Stored data:
::::
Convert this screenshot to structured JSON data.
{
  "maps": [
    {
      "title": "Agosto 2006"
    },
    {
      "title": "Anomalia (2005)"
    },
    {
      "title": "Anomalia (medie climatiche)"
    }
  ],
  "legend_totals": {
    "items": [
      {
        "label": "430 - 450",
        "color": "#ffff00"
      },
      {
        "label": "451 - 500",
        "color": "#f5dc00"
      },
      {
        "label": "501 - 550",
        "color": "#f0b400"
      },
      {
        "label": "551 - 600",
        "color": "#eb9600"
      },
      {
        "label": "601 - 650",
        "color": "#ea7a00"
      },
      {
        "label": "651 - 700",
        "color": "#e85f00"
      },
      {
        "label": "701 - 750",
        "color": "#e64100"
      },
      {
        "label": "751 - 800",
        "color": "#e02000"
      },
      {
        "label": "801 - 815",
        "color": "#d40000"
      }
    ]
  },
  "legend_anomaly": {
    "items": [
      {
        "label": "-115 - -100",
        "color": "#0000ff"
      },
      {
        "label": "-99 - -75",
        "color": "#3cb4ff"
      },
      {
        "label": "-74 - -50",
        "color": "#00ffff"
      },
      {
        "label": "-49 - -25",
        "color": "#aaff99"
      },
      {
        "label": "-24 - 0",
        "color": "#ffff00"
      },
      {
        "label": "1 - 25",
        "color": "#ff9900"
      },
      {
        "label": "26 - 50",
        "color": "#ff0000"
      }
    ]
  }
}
::::
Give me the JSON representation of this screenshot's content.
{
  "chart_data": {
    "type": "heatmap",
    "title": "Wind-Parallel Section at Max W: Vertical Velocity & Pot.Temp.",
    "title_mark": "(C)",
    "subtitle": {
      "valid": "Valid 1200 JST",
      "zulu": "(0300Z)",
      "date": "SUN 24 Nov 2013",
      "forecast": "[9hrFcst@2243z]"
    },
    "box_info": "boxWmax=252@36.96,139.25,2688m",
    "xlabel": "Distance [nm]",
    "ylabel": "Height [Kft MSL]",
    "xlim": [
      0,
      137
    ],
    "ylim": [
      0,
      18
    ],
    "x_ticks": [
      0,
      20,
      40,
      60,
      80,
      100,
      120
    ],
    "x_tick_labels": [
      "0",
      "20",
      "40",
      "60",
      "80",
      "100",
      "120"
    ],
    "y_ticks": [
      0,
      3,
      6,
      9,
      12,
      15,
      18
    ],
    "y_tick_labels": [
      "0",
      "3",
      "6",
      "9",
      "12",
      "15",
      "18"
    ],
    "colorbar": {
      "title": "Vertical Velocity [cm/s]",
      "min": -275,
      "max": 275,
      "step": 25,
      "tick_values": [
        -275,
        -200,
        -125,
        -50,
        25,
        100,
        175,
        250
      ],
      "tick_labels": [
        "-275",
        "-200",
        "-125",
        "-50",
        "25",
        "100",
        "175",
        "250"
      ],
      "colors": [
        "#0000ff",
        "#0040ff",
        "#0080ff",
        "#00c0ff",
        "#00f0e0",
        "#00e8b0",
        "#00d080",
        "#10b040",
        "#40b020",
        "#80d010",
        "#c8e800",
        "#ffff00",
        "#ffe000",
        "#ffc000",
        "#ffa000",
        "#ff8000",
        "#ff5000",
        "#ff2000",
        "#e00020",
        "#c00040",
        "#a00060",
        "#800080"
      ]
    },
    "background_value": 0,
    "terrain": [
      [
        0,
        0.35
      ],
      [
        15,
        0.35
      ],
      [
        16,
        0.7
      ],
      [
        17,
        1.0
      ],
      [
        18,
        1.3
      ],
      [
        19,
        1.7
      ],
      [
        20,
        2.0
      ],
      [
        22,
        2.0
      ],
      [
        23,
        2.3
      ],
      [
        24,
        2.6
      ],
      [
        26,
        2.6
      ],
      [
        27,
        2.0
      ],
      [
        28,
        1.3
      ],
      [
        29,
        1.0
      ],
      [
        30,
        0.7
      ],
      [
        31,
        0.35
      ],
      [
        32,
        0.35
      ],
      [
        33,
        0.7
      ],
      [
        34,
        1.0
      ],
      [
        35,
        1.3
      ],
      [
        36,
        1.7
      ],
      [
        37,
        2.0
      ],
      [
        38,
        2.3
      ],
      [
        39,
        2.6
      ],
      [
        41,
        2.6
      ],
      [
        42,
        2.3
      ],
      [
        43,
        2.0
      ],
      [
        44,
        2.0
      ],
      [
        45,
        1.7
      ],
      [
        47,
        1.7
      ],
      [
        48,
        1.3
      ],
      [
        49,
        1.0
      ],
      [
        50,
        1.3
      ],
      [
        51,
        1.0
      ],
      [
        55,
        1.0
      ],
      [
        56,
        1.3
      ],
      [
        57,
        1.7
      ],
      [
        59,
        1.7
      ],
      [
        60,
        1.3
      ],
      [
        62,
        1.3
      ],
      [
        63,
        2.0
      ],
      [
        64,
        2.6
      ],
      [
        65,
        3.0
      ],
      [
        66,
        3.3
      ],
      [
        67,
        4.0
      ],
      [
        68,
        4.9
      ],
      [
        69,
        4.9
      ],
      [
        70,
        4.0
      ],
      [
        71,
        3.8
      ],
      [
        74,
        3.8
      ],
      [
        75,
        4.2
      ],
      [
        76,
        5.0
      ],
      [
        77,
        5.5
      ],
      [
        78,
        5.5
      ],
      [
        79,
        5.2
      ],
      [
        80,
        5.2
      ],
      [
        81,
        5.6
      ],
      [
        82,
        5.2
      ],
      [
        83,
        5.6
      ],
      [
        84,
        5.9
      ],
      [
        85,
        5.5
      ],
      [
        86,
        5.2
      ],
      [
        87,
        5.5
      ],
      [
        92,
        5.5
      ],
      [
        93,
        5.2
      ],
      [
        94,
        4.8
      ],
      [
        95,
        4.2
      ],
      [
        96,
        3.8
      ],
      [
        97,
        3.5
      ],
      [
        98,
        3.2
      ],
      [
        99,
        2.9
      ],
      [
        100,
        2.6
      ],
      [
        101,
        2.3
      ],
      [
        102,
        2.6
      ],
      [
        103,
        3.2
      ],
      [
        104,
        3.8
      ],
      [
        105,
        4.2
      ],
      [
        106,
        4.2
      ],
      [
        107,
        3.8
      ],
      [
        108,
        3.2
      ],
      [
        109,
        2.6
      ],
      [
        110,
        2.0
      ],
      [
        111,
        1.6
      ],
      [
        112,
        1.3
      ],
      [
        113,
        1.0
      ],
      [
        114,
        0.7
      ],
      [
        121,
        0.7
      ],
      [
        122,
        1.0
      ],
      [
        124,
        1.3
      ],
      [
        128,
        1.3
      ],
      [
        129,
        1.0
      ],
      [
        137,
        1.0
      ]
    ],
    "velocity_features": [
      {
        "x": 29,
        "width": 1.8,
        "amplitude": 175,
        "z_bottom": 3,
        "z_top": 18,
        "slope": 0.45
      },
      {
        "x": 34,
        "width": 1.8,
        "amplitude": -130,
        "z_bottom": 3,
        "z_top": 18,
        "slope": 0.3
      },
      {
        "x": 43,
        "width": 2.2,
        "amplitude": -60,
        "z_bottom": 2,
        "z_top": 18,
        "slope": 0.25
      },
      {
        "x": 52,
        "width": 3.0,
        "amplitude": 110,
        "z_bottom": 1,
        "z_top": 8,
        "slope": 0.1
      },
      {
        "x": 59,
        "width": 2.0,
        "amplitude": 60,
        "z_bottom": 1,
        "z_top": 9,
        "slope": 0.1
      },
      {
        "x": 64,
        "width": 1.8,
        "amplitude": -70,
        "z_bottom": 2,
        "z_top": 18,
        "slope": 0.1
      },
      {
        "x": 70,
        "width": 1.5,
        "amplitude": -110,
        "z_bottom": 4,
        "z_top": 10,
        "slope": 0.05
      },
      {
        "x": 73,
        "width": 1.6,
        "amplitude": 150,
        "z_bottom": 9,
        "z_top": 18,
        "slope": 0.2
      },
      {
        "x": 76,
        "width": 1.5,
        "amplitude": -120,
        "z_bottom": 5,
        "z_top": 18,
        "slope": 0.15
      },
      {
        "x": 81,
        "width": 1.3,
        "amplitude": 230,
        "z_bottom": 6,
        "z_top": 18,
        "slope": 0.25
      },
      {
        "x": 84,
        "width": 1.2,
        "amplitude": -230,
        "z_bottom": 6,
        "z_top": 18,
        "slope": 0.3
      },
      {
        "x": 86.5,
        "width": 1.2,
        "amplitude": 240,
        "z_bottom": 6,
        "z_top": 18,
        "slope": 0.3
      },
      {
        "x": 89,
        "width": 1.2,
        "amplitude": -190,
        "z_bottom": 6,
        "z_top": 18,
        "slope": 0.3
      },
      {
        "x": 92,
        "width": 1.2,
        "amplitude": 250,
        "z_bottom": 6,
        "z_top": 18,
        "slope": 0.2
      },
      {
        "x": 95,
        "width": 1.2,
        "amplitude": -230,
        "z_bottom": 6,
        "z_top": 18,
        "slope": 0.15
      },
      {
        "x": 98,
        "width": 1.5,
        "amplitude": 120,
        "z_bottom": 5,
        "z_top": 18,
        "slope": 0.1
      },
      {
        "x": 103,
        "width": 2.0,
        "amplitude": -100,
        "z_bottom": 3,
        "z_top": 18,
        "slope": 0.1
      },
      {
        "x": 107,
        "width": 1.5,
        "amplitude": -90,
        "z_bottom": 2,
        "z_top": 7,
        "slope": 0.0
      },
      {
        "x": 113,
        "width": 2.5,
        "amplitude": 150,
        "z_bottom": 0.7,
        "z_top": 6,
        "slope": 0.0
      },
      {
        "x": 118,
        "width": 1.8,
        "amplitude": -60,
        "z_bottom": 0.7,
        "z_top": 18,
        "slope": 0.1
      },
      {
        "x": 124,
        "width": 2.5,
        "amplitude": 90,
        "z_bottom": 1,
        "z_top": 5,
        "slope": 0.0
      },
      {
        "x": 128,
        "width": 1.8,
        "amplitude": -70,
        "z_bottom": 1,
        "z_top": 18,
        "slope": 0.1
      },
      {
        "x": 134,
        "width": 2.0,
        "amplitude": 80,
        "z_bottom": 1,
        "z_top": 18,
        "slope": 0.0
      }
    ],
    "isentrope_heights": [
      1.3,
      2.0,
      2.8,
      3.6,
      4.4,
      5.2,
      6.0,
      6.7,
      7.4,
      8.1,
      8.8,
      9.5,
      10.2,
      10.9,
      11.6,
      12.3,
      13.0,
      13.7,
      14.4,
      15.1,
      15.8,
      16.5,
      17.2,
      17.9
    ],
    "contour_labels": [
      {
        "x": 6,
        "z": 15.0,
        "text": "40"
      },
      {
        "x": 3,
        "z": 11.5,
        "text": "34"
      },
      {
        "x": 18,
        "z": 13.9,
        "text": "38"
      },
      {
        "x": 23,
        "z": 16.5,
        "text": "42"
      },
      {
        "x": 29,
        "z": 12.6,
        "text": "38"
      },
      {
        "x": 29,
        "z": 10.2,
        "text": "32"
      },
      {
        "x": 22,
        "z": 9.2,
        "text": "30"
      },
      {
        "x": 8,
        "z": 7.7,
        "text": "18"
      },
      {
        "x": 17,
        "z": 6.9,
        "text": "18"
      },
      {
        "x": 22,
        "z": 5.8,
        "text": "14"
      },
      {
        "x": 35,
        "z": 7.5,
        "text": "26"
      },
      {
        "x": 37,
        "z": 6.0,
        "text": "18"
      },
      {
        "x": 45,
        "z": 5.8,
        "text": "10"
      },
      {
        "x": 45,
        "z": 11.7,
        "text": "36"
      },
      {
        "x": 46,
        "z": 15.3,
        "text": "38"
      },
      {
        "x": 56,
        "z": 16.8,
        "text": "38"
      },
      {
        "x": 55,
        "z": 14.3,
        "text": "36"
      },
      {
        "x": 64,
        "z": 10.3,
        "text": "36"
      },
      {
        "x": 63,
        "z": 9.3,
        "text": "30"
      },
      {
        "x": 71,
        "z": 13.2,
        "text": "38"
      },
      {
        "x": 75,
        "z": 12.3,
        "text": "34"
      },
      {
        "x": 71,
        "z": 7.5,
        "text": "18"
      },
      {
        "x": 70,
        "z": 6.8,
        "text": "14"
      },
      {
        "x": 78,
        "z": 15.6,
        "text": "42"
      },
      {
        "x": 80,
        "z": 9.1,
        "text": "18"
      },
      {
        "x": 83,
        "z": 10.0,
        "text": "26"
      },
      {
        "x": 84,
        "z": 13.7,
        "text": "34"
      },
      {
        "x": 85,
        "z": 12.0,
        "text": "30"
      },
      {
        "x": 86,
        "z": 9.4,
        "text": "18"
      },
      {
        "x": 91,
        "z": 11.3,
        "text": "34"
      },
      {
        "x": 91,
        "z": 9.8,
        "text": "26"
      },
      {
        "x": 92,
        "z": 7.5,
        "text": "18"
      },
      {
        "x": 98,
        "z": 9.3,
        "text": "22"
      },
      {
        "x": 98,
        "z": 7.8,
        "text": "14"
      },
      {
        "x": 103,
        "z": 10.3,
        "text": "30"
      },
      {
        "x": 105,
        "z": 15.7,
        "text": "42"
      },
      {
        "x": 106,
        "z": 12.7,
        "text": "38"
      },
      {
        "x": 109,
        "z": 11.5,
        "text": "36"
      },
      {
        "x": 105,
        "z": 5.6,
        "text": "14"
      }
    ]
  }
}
::::
Exercise task:
Copy all lines from the listing that contain "Anomalia".

Task response:
      "title": "Anomalia (2005)"
      "title": "Anomalia (medie climatiche)"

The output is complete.